* SHORT EXERCISE
Each record is to be printed again precisely as it reads.

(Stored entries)

########################################

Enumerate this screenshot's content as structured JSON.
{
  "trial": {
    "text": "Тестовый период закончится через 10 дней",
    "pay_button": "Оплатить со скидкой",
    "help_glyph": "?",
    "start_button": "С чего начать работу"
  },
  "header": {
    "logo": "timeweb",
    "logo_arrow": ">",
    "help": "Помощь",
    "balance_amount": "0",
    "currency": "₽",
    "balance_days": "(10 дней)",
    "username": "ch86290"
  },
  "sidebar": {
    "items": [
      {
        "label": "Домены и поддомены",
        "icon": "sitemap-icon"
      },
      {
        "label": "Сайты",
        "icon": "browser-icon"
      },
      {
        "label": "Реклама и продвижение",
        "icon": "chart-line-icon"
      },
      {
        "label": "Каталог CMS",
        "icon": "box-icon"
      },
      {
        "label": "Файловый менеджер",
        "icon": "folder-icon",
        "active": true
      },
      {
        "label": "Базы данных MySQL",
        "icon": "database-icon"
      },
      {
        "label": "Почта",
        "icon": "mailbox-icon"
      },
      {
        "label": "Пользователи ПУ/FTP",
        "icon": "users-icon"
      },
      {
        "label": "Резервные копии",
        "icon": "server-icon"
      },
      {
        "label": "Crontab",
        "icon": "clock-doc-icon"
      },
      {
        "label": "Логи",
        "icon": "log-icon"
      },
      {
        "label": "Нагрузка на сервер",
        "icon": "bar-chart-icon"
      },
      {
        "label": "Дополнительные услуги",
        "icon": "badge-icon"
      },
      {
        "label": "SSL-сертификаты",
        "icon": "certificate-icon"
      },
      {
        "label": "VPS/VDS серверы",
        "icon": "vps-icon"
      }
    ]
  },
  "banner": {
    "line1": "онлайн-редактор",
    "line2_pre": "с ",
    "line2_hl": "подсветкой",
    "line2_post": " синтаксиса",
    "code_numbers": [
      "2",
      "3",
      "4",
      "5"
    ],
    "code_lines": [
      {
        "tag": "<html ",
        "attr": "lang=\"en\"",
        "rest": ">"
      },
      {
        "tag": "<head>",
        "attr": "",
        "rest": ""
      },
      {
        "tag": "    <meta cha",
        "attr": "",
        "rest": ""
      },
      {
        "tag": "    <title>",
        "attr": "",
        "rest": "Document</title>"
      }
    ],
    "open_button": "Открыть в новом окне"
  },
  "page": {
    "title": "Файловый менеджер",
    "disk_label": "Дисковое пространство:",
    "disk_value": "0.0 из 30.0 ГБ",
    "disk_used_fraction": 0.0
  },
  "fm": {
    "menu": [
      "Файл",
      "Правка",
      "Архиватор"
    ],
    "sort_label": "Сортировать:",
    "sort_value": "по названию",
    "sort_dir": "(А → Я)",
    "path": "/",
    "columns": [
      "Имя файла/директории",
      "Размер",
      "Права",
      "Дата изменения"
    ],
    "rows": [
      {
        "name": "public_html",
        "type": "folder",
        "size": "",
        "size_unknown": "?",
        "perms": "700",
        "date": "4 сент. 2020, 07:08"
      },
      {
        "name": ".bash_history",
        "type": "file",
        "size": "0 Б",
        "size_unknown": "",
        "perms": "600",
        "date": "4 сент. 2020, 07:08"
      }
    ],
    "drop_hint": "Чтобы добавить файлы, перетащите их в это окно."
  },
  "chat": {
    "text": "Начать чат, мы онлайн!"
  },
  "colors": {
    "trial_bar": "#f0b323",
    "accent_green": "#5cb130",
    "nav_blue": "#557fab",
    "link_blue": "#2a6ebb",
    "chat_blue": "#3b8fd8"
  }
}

########################################

* EXERCISE RESPONSE
Enumerate this screenshot's content as structured JSON.
{
  "trial": {
    "text": "Тестовый период закончится через 10 дней",
    "pay_button": "Оплатить со скидкой",
    "help_glyph": "?",
    "start_button": "С чего начать работу"
  },
  "header": {
    "logo": "timeweb",
    "logo_arrow": ">",
    "help": "Помощь",
    "balance_amount": "0",
    "currency": "₽",
    "balance_days": "(10 дней)",
    "username": "ch86290"
  },
  "sidebar": {
    "items": [
      {
        "label": "Домены и поддомены",
        "icon": "sitemap-icon"
      },
      {
        "label": "Сайты",
        "icon": "browser-icon"
      },
      {
        "label": "Реклама и продвижение",
        "icon": "chart-line-icon"
      },
      {
        "label": "Каталог CMS",
        "icon": "box-icon"
      },
      {
        "label": "Файловый менеджер",
        "icon": "folder-icon",
        "active": true
      },
      {
        "label": "Базы данных MySQL",
        "icon": "database-icon"
      },
      {
        "label": "Почта",
        "icon": "mailbox-icon"
      },
      {
        "label": "Пользователи ПУ/FTP",
        "icon": "users-icon"
      },
      {
        "label": "Резервные копии",
        "icon": "server-icon"
      },
      {
        "label": "Crontab",
        "icon": "clock-doc-icon"
      },
      {
        "label": "Логи",
        "icon": "log-icon"
      },
      {
        "label": "Нагрузка на сервер",
        "icon": "bar-chart-icon"
      },
      {
        "label": "Дополнительные услуги",
        "icon": "badge-icon"
      },
      {
        "label": "SSL-сертификаты",
        "icon": "certificate-icon"
      },
      {
        "label": "VPS/VDS серверы",
        "icon": "vps-icon"
      }
    ]
  },
  "banner": {
    "line1": "онлайн-редактор",
    "line2_pre": "с ",
    "line2_hl": "подсветкой",
    "line2_post": " синтаксиса",
    "code_numbers": [
      "2",
      "3",
      "4",
      "5"
    ],
    "code_lines": [
      {
        "tag": "<html ",
        "attr": "lang=\"en\"",
        "rest": ">"
      },
      {
        "tag": "<head>",
        "attr": "",
        "rest": ""
      },
      {
        "tag": "    <meta cha",
        "attr": "",
        "rest": ""
      },
      {
        "tag": "    <title>",
        "attr": "",
        "rest": "Document</title>"
      }
    ],
    "open_button": "Открыть в новом окне"
  },
  "page": {
    "title": "Файловый менеджер",
    "disk_label": "Дисковое пространство:",
    "disk_value": "0.0 из 30.0 ГБ",
    "disk_used_fraction": 0.0
  },
  "fm": {
    "menu": [
      "Файл",
      "Правка",
      "Архиватор"
    ],
    "sort_label": "Сортировать:",
    "sort_value": "по названию",
    "sort_dir": "(А → Я)",
    "path": "/",
    "columns": [
      "Имя файла/директории",
      "Размер",
      "Права",
      "Дата изменения"
    ],
    "rows": [
      {
        "name": "public_html",
        "type": "folder",
        "size": "",
        "size_unknown": "?",
        "perms": "700",
        "date": "4 сент. 2020, 07:08"
      },
      {
        "name": ".bash_history",
        "type": "file",
        "size": "0 Б",
        "size_unknown": "",
        "perms": "600",
        "date": "4 сент. 2020, 07:08"
      }
    ],
    "drop_hint": "Чтобы добавить файлы, перетащите их в это окно."
  },
  "chat": {
    "text": "Начать чат, мы онлайн!"
  },
  "colors": {
    "trial_bar": "#f0b323",
    "accent_green": "#5cb130",
    "nav_blue": "#557fab",
    "link_blue": "#2a6ebb",
    "chat_blue": "#3b8fd8"
  }
}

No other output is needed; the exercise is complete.